- Article -
□ □ □
Special Agent Gallo, who conducted the investigation, did not finish his report until July 24, 1990, thus after the deadline. Defense counsel was informed of the existence of the report. When he failed to pick up the report, the government had it delivered to his office.

On July 25, 1990, Mullen of the passport office, upon his own initiative, wrote a two-page outline concerning his involvement in the case and sent it by facsimile to the United States Attorney's Office at 5:00 p.m. The government delivered a copy to defense counsel the following morning.

Mavrokordatos filed a motion to compel six days before the trial date of July 30 asserting that he had not received Gallo's report or the handwriting and fingerprint experts' report. Mavrokordatos subsequently filed a motion to continue.

On July 30, 1990, the morning of the trial, the trial court heard testimony and took evidence on the two motions raised by Mavrokordatos. The trial court ordered that six government witnesses would not be permitted to testify because their statements or reports were produced to defense counsel after the discovery deadline. The trial court thus excluded Gallo, Mullen, and Smith's testimony based upon violations of 18 U.S.C. Sec. 3500 and Fed.R.Crim.P. 16(a)(1)(C). Theide, Eaton, and McCloud's testimony was excluded for violations of Fed.R.Crim.P. 16(a)(1)(D).

Upon the trial court's suppression of the government's six witnesses, Mavrokordatos withdrew his motion for a continuance. The government moved for a stay of the proceedings to seek appellate review pursuant to 18 U.S.C. Sec. 3731. The government informed the trial court that the appeal was not to be taken for purposes of delay, but that without the six witnesses the government was not certain that it could put forth its case. The government requested two hours to file a notice of appeal. The trial court denied its motion stating that the discovery sanctions were not appealable under 18 U.S.C. Sec. 3731.

After the noon recess, the government presented a written motion for stay and informed the trial court that its office was preparing a notice of appeal and that an emergency motion for stay pending appeal was being filed with this court. The trial court denied the stay. Again, the government informed the trial court that it could not proceed without the excluded testimony of the six witnesses. The trial court informed the government that it would not dismiss the case and began jury selection.

The notice of appeal was filed with the district court at 1:51 p.m. and the notice of appeal and emergency motion for stay pending appeal were filed with this court at the same time.
□ □ □
- Given information -
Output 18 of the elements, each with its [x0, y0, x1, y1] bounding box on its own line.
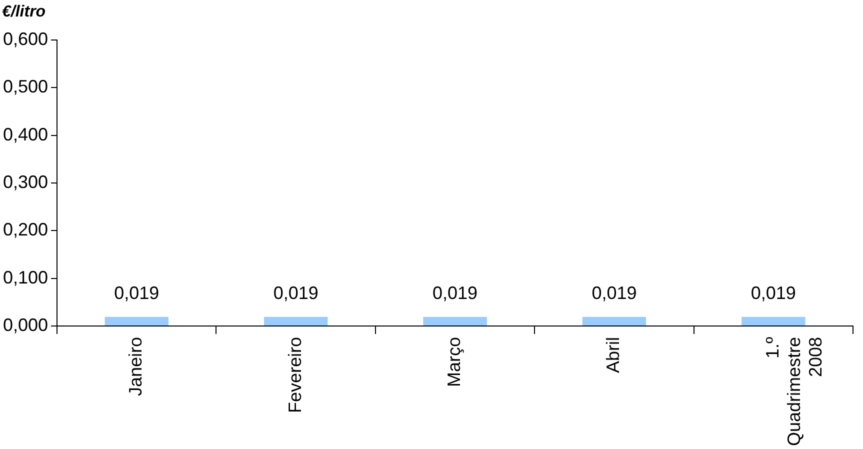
□ □ □
- Set exercise -
Write out the passage of the court opinion from "After the noon" up to and including "the same time.", word for word.

- Expected answer -
After the noon recess, the government presented a written motion for stay and informed the trial court that its office was preparing a notice of appeal and that an emergency motion for stay pending appeal was being filed with this court. The trial court denied the stay. Again, the government informed the trial court that it could not proceed without the excluded testimony of the six witnesses. The trial court informed the government that it would not dismiss the case and began jury selection.

The notice of appeal was filed with the district court at 1:51 p.m. and the notice of appeal and emergency motion for stay pending appeal were filed with this court at the same time.